| Your instructions |
Copy out every line containing the word "normal".

>> BEGIN

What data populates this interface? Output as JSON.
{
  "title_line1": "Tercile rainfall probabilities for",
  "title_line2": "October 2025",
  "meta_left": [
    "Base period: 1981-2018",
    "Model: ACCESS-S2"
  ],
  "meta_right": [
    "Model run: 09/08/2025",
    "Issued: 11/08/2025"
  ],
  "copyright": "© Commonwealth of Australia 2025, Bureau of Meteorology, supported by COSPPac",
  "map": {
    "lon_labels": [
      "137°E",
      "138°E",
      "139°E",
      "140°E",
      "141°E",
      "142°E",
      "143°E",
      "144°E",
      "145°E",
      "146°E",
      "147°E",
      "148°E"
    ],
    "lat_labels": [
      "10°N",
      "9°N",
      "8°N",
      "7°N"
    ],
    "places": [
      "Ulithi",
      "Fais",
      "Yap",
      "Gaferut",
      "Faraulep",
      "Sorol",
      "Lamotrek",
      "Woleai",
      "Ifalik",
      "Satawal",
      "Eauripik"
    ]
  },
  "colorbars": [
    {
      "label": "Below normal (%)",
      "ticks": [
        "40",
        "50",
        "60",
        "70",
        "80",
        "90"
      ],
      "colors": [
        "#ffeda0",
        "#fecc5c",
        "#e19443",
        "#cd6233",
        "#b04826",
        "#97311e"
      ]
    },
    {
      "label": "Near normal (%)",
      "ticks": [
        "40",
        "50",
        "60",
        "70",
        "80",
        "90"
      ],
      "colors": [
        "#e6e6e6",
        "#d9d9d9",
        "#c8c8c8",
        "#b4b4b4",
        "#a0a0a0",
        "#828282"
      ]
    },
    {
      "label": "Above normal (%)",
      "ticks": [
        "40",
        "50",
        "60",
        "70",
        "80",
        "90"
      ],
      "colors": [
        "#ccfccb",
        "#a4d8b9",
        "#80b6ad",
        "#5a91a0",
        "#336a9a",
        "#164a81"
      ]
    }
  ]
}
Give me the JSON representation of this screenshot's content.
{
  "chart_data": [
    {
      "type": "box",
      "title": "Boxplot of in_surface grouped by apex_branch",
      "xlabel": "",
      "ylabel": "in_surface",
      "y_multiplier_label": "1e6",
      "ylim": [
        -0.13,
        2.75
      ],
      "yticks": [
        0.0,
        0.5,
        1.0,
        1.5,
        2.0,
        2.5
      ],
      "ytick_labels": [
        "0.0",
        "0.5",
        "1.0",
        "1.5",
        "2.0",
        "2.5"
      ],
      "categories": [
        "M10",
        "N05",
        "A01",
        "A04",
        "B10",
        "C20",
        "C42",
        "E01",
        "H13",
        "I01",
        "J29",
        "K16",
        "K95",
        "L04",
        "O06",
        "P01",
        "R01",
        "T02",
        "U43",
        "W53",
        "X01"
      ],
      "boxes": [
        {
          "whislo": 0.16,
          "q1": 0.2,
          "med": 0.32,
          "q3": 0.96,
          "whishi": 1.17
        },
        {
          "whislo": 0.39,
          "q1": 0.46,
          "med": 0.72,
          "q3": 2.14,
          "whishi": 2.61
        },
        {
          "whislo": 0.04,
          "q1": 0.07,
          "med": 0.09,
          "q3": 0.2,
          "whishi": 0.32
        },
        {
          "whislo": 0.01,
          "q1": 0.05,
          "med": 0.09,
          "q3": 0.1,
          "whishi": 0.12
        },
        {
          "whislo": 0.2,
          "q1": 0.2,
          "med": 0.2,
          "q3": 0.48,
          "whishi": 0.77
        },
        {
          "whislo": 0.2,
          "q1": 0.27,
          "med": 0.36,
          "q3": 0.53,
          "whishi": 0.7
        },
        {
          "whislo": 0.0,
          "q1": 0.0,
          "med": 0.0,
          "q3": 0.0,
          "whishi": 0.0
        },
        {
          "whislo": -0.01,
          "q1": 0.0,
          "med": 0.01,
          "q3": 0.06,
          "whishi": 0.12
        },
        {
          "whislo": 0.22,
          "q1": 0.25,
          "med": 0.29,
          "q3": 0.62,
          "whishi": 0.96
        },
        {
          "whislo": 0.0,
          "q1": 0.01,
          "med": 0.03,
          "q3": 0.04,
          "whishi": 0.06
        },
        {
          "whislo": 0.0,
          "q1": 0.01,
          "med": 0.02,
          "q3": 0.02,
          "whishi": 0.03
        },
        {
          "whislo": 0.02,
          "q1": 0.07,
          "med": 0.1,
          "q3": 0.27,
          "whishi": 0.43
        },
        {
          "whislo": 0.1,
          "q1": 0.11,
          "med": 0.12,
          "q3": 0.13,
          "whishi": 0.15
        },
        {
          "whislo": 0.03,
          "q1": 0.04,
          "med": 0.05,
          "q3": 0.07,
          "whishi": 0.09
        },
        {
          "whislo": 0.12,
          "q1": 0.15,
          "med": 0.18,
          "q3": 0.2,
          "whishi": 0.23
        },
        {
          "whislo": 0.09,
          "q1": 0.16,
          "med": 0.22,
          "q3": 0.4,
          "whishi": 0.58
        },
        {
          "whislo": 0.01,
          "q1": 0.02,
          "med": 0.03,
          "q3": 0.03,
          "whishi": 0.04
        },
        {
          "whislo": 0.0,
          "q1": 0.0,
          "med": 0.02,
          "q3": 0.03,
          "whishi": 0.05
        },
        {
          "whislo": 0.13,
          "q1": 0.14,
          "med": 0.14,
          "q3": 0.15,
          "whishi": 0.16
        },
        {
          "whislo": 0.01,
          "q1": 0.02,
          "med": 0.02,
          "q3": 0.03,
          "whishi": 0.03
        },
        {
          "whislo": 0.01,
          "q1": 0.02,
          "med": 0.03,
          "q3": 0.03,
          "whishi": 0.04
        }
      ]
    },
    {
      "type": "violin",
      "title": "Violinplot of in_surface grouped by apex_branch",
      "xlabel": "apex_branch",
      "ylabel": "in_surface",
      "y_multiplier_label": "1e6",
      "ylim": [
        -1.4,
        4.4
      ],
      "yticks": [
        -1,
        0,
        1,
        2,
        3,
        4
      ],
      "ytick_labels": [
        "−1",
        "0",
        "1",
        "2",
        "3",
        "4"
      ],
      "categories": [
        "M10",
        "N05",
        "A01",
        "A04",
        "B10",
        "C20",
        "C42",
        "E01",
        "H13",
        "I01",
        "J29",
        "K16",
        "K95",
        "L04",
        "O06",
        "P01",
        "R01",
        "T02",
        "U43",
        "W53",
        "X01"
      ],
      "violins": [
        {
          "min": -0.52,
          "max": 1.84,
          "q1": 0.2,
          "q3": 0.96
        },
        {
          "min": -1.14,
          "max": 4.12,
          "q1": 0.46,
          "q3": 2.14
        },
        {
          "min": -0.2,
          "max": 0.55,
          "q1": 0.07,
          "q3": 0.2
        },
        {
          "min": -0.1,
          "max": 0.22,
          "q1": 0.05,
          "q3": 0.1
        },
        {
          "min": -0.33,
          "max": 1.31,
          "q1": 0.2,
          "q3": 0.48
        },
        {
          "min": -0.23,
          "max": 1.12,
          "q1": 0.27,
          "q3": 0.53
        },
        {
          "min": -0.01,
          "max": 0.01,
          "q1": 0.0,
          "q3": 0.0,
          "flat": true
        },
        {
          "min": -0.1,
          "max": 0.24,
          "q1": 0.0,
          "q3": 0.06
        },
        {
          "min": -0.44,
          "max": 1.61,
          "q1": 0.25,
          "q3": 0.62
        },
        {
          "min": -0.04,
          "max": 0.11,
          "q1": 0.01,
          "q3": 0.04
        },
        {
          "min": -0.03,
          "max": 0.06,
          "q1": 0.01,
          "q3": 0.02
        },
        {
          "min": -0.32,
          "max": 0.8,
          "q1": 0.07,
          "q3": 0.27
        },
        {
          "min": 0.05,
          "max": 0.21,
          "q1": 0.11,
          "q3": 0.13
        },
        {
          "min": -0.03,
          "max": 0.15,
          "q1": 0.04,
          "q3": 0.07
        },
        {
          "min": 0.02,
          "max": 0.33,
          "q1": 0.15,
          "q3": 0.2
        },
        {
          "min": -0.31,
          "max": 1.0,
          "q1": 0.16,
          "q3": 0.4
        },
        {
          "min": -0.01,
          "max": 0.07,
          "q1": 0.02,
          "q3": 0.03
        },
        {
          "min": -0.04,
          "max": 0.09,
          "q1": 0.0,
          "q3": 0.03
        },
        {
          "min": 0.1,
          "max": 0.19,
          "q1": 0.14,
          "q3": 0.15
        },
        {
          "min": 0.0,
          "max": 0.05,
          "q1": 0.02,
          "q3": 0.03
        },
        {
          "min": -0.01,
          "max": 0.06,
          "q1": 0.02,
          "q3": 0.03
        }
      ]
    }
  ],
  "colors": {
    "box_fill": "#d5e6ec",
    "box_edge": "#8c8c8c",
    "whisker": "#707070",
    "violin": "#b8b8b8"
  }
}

>> END

| Exercise output |
      "label": "Below normal (%)",
      "label": "Near normal (%)",
      "label": "Above normal (%)",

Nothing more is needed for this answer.